Copy every line of the records below word for word, keeping the original wording, numbers, and punctuation unchanged.

> Dataset rows
-=-=-
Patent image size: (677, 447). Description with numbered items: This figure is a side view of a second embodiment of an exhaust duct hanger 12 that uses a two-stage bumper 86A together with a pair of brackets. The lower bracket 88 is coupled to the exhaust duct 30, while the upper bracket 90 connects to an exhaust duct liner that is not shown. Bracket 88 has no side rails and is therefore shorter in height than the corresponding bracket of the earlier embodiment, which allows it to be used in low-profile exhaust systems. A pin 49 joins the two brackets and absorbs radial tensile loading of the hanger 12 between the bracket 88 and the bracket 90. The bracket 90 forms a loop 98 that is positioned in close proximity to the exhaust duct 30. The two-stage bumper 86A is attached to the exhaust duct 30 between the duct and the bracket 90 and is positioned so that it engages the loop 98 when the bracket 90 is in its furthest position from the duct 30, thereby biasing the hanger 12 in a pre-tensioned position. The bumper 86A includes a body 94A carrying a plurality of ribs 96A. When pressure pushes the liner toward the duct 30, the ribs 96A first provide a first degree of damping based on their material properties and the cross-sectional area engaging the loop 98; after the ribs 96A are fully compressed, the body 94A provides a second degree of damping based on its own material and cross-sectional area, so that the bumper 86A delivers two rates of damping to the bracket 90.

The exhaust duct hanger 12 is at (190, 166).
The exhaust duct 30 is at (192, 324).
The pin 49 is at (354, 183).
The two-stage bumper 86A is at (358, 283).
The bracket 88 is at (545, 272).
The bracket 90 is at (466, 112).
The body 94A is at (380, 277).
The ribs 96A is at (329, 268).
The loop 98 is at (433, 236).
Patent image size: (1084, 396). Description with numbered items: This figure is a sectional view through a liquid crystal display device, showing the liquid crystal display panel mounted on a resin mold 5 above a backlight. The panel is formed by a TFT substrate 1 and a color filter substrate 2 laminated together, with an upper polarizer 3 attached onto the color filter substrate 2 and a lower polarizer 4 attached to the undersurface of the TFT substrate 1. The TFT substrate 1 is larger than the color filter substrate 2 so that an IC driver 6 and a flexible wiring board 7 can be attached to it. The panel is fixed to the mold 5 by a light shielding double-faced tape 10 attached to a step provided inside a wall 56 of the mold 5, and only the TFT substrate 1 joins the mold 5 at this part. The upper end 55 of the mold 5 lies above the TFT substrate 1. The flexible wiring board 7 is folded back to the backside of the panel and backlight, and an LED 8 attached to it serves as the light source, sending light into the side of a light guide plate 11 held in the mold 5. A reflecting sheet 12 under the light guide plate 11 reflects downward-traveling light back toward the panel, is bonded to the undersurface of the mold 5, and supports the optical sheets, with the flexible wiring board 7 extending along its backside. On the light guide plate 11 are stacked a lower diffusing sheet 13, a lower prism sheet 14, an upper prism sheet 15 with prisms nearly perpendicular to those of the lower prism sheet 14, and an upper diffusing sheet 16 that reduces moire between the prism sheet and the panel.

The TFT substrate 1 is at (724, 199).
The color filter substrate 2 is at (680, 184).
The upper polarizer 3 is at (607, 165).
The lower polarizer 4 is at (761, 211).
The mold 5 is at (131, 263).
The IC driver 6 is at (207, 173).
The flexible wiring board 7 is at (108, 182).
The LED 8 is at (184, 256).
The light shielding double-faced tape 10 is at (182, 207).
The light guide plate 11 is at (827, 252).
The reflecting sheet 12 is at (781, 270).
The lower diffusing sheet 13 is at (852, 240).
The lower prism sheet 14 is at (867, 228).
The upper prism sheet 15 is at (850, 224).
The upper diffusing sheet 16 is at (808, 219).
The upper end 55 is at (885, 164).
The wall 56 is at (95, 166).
-=-=-
> Exercise output
Patent image size: (677, 447). Description with numbered items: This figure is a side view of a second embodiment of an exhaust duct hanger 12 that uses a two-stage bumper 86A together with a pair of brackets. The lower bracket 88 is coupled to the exhaust duct 30, while the upper bracket 90 connects to an exhaust duct liner that is not shown. Bracket 88 has no side rails and is therefore shorter in height than the corresponding bracket of the earlier embodiment, which allows it to be used in low-profile exhaust systems. A pin 49 joins the two brackets and absorbs radial tensile loading of the hanger 12 between the bracket 88 and the bracket 90. The bracket 90 forms a loop 98 that is positioned in close proximity to the exhaust duct 30. The two-stage bumper 86A is attached to the exhaust duct 30 between the duct and the bracket 90 and is positioned so that it engages the loop 98 when the bracket 90 is in its furthest position from the duct 30, thereby biasing the hanger 12 in a pre-tensioned position. The bumper 86A includes a body 94A carrying a plurality of ribs 96A. When pressure pushes the liner toward the duct 30, the ribs 96A first provide a first degree of damping based on their material properties and the cross-sectional area engaging the loop 98; after the ribs 96A are fully compressed, the body 94A provides a second degree of damping based on its own material and cross-sectional area, so that the bumper 86A delivers two rates of damping to the bracket 90.

The exhaust duct hanger 12 is at (190, 166).
The exhaust duct 30 is at (192, 324).
The pin 49 is at (354, 183).
The two-stage bumper 86A is at (358, 283).
The bracket 88 is at (545, 272).
The bracket 90 is at (466, 112).
The body 94A is at (380, 277).
The ribs 96A is at (329, 268).
The loop 98 is at (433, 236).
Patent image size: (1084, 396). Description with numbered items: This figure is a sectional view through a liquid crystal display device, showing the liquid crystal display panel mounted on a resin mold 5 above a backlight. The panel is formed by a TFT substrate 1 and a color filter substrate 2 laminated together, with an upper polarizer 3 attached onto the color filter substrate 2 and a lower polarizer 4 attached to the undersurface of the TFT substrate 1. The TFT substrate 1 is larger than the color filter substrate 2 so that an IC driver 6 and a flexible wiring board 7 can be attached to it. The panel is fixed to the mold 5 by a light shielding double-faced tape 10 attached to a step provided inside a wall 56 of the mold 5, and only the TFT substrate 1 joins the mold 5 at this part. The upper end 55 of the mold 5 lies above the TFT substrate 1. The flexible wiring board 7 is folded back to the backside of the panel and backlight, and an LED 8 attached to it serves as the light source, sending light into the side of a light guide plate 11 held in the mold 5. A reflecting sheet 12 under the light guide plate 11 reflects downward-traveling light back toward the panel, is bonded to the undersurface of the mold 5, and supports the optical sheets, with the flexible wiring board 7 extending along its backside. On the light guide plate 11 are stacked a lower diffusing sheet 13, a lower prism sheet 14, an upper prism sheet 15 with prisms nearly perpendicular to those of the lower prism sheet 14, and an upper diffusing sheet 16 that reduces moire between the prism sheet and the panel.

The TFT substrate 1 is at (724, 199).
The color filter substrate 2 is at (680, 184).
The upper polarizer 3 is at (607, 165).
The lower polarizer 4 is at (761, 211).
The mold 5 is at (131, 263).
The IC driver 6 is at (207, 173).
The flexible wiring board 7 is at (108, 182).
The LED 8 is at (184, 256).
The light shielding double-faced tape 10 is at (182, 207).
The light guide plate 11 is at (827, 252).
The reflecting sheet 12 is at (781, 270).
The lower diffusing sheet 13 is at (852, 240).
The lower prism sheet 14 is at (867, 228).
The upper prism sheet 15 is at (850, 224).
The upper diffusing sheet 16 is at (808, 219).
The upper end 55 is at (885, 164).
The wall 56 is at (95, 166).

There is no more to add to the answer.